Saved entries
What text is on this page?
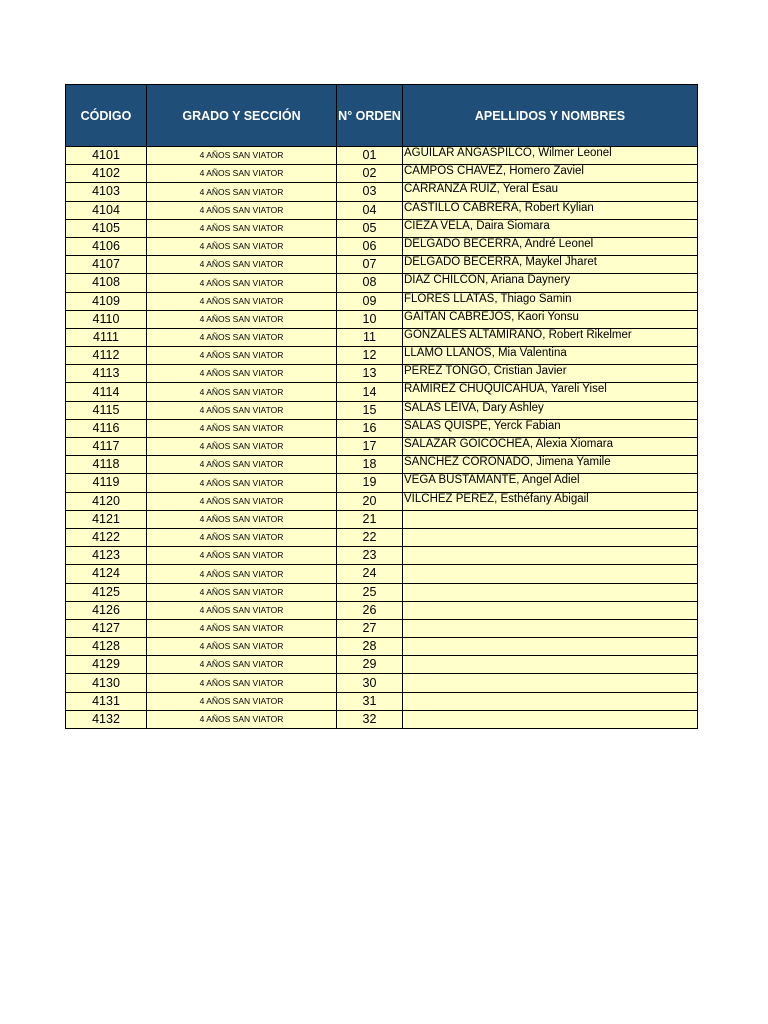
CÓDIGO	GRADO Y SECCIÓN	N° ORDEN	APELLIDOS Y NOMBRES
4101	4 AÑOS SAN VIATOR	01	AGUILAR ANGASPILCO, Wilmer Leonel
4102	4 AÑOS SAN VIATOR	02	CAMPOS CHAVEZ, Homero Zaviel
4103	4 AÑOS SAN VIATOR	03	CARRANZA RUIZ, Yeral Esau
4104	4 AÑOS SAN VIATOR	04	CASTILLO CABRERA, Robert Kylian
4105	4 AÑOS SAN VIATOR	05	CIEZA VELA, Daira Siomara
4106	4 AÑOS SAN VIATOR	06	DELGADO BECERRA, André Leonel
4107	4 AÑOS SAN VIATOR	07	DELGADO BECERRA, Maykel Jharet
4108	4 AÑOS SAN VIATOR	08	DIAZ CHILCON, Ariana Daynery
4109	4 AÑOS SAN VIATOR	09	FLORES LLATAS, Thiago Samin
4110	4 AÑOS SAN VIATOR	10	GAITAN CABREJOS, Kaori Yonsu
4111	4 AÑOS SAN VIATOR	11	GONZALES ALTAMIRANO, Robert Rikelmer
4112	4 AÑOS SAN VIATOR	12	LLAMO LLANOS, Mia Valentina
4113	4 AÑOS SAN VIATOR	13	PEREZ TONGO, Cristian Javier
4114	4 AÑOS SAN VIATOR	14	RAMIREZ CHUQUICAHUA, Yareli Yisel
4115	4 AÑOS SAN VIATOR	15	SALAS LEIVA, Dary Ashley
4116	4 AÑOS SAN VIATOR	16	SALAS QUISPE, Yerck Fabian
4117	4 AÑOS SAN VIATOR	17	SALAZAR GOICOCHEA, Alexia Xiomara
4118	4 AÑOS SAN VIATOR	18	SANCHEZ CORONADO, Jimena Yamile
4119	4 AÑOS SAN VIATOR	19	VEGA BUSTAMANTE, Angel Adiel
4120	4 AÑOS SAN VIATOR	20	VILCHEZ PEREZ, Esthéfany Abigail
4121	4 AÑOS SAN VIATOR	21	
4122	4 AÑOS SAN VIATOR	22	
4123	4 AÑOS SAN VIATOR	23	
4124	4 AÑOS SAN VIATOR	24	
4125	4 AÑOS SAN VIATOR	25	
4126	4 AÑOS SAN VIATOR	26	
4127	4 AÑOS SAN VIATOR	27	
4128	4 AÑOS SAN VIATOR	28	
4129	4 AÑOS SAN VIATOR	29	
4130	4 AÑOS SAN VIATOR	30	
4131	4 AÑOS SAN VIATOR	31	
4132	4 AÑOS SAN VIATOR	32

== JOB ==
Give the material again exactly as it is, but keep the pictures out.

== THE OUTPUT ==
What text is on this page?
CÓDIGO	GRADO Y SECCIÓN	N° ORDEN	APELLIDOS Y NOMBRES
4101	4 AÑOS SAN VIATOR	01	AGUILAR ANGASPILCO, Wilmer Leonel
4102	4 AÑOS SAN VIATOR	02	CAMPOS CHAVEZ, Homero Zaviel
4103	4 AÑOS SAN VIATOR	03	CARRANZA RUIZ, Yeral Esau
4104	4 AÑOS SAN VIATOR	04	CASTILLO CABRERA, Robert Kylian
4105	4 AÑOS SAN VIATOR	05	CIEZA VELA, Daira Siomara
4106	4 AÑOS SAN VIATOR	06	DELGADO BECERRA, André Leonel
4107	4 AÑOS SAN VIATOR	07	DELGADO BECERRA, Maykel Jharet
4108	4 AÑOS SAN VIATOR	08	DIAZ CHILCON, Ariana Daynery
4109	4 AÑOS SAN VIATOR	09	FLORES LLATAS, Thiago Samin
4110	4 AÑOS SAN VIATOR	10	GAITAN CABREJOS, Kaori Yonsu
4111	4 AÑOS SAN VIATOR	11	GONZALES ALTAMIRANO, Robert Rikelmer
4112	4 AÑOS SAN VIATOR	12	LLAMO LLANOS, Mia Valentina
4113	4 AÑOS SAN VIATOR	13	PEREZ TONGO, Cristian Javier
4114	4 AÑOS SAN VIATOR	14	RAMIREZ CHUQUICAHUA, Yareli Yisel
4115	4 AÑOS SAN VIATOR	15	SALAS LEIVA, Dary Ashley
4116	4 AÑOS SAN VIATOR	16	SALAS QUISPE, Yerck Fabian
4117	4 AÑOS SAN VIATOR	17	SALAZAR GOICOCHEA, Alexia Xiomara
4118	4 AÑOS SAN VIATOR	18	SANCHEZ CORONADO, Jimena Yamile
4119	4 AÑOS SAN VIATOR	19	VEGA BUSTAMANTE, Angel Adiel
4120	4 AÑOS SAN VIATOR	20	VILCHEZ PEREZ, Esthéfany Abigail
4121	4 AÑOS SAN VIATOR	21	
4122	4 AÑOS SAN VIATOR	22	
4123	4 AÑOS SAN VIATOR	23	
4124	4 AÑOS SAN VIATOR	24	
4125	4 AÑOS SAN VIATOR	25	
4126	4 AÑOS SAN VIATOR	26	
4127	4 AÑOS SAN VIATOR	27	
4128	4 AÑOS SAN VIATOR	28	
4129	4 AÑOS SAN VIATOR	29	
4130	4 AÑOS SAN VIATOR	30	
4131	4 AÑOS SAN VIATOR	31	
4132	4 AÑOS SAN VIATOR	32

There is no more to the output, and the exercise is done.